Exercise: Images are not part of the copy; write out the rest of the data exactly as given.

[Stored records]
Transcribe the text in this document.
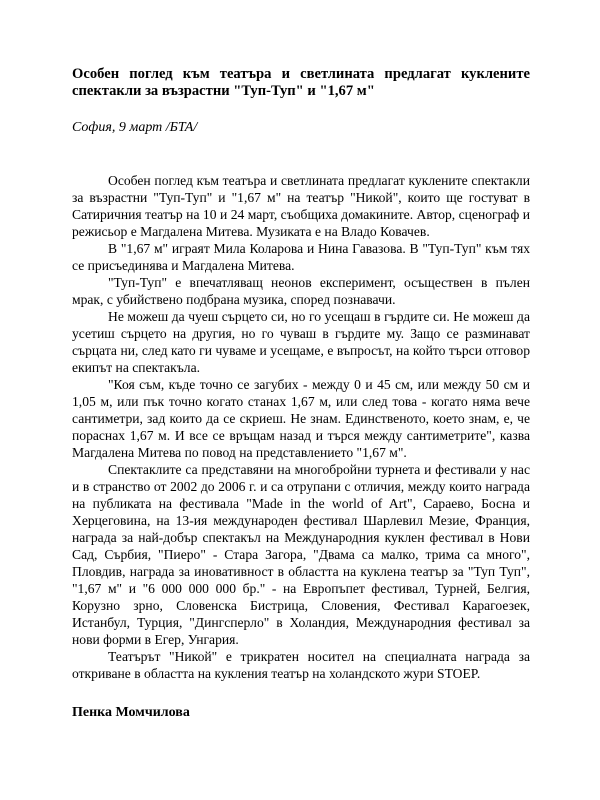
Особен поглед към театъра и светлината предлагат куклените спектакли за възрастни "Туп-Туп" и "1,67 м"

София, 9 март /БТА/

Особен поглед към театъра и светлината предлагат кукленитe спектакли за възрастни "Туп-Туп" и "1,67 м" на театър "Никой", които ще гостуват в Сатиричния театър на 10 и 24 март, съобщиха домакините. Автор, сценограф и режисьор е Магдалена Митева. Музиката е на Владо Ковачев.

В "1,67 м" играят Мила Коларова и Нина Гавазова. В "Туп-Туп" към тях се присъединява и Магдалена Митева.

"Туп-Туп" е впечатляващ неонов експеримент, осъществен в пълен мрак, с убийствено подбрана музика, според познавачи.

Не можеш да чуеш сърцето си, но го усещаш в гърдите си. Не можеш да усетиш сърцето на другия, но го чуваш в гърдите му. Защо се разминават сърцата ни, след като ги чуваме и усещаме, е въпросът, на който търси отговор екипът на спектакъла.

"Коя съм, къде точно се загубих - между 0 и 45 см, или между 50 см и 1,05 м, или пък точно когато станах 1,67 м, или след това - когато няма вече сантиметри, зад които да се скриеш. Не знам. Единственото, което знам, е, че пораснах 1,67 м. И все се връщам назад и търся между сантиметрите", казва Магдалена Митева по повод на представлението "1,67 м".

Спектаклите са представяни на многобройни турнета и фестивали у нас и в странство от 2002 до 2006 г. и са отрупани с отличия, между които награда на публиката на фестивала "Made in the world of Art", Сараево, Босна и Херцеговина, на 13-ия международен фестивал Шарлевил Мезие, Франция, награда за най-добър спектакъл на Международния куклен фестивал в Нови Сад, Сърбия, "Пиеро" - Стара Загора, "Двама са малко, трима са много", Пловдив, награда за иновативност в областта на куклена театър за "Туп Туп", "1,67 м" и "6 000 000 000 бр." - на Европъпет фестивал, Турней, Белгия, Корузно зрно, Словенска Бистрица, Словения, Фестивал Карагоезек, Истанбул, Турция, "Дингсперло" в Холандия, Международния фестивал за нови форми в Егер, Унгария.

Театърът "Никой" е трикратен носител на специалната награда за откриване в областта на кукления театър на холандското жури STOEP.

Пенка Момчилова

Result of this exercise:
Transcribe the text in this document.
Особен поглед към театъра и светлината предлагат куклените спектакли за възрастни "Туп-Туп" и "1,67 м"

София, 9 март /БТА/

Особен поглед към театъра и светлината предлагат кукленитe спектакли за възрастни "Туп-Туп" и "1,67 м" на театър "Никой", които ще гостуват в Сатиричния театър на 10 и 24 март, съобщиха домакините. Автор, сценограф и режисьор е Магдалена Митева. Музиката е на Владо Ковачев.

В "1,67 м" играят Мила Коларова и Нина Гавазова. В "Туп-Туп" към тях се присъединява и Магдалена Митева.

"Туп-Туп" е впечатляващ неонов експеримент, осъществен в пълен мрак, с убийствено подбрана музика, според познавачи.

Не можеш да чуеш сърцето си, но го усещаш в гърдите си. Не можеш да усетиш сърцето на другия, но го чуваш в гърдите му. Защо се разминават сърцата ни, след като ги чуваме и усещаме, е въпросът, на който търси отговор екипът на спектакъла.

"Коя съм, къде точно се загубих - между 0 и 45 см, или между 50 см и 1,05 м, или пък точно когато станах 1,67 м, или след това - когато няма вече сантиметри, зад които да се скриеш. Не знам. Единственото, което знам, е, че пораснах 1,67 м. И все се връщам назад и търся между сантиметрите", казва Магдалена Митева по повод на представлението "1,67 м".

Спектаклите са представяни на многобройни турнета и фестивали у нас и в странство от 2002 до 2006 г. и са отрупани с отличия, между които награда на публиката на фестивала "Made in the world of Art", Сараево, Босна и Херцеговина, на 13-ия международен фестивал Шарлевил Мезие, Франция, награда за най-добър спектакъл на Международния куклен фестивал в Нови Сад, Сърбия, "Пиеро" - Стара Загора, "Двама са малко, трима са много", Пловдив, награда за иновативност в областта на куклена театър за "Туп Туп", "1,67 м" и "6 000 000 000 бр." - на Европъпет фестивал, Турней, Белгия, Корузно зрно, Словенска Бистрица, Словения, Фестивал Карагоезек, Истанбул, Турция, "Дингсперло" в Холандия, Международния фестивал за нови форми в Егер, Унгария.

Театърът "Никой" е трикратен носител на специалната награда за откриване в областта на кукления театър на холандското жури STOEP.

Пенка Момчилова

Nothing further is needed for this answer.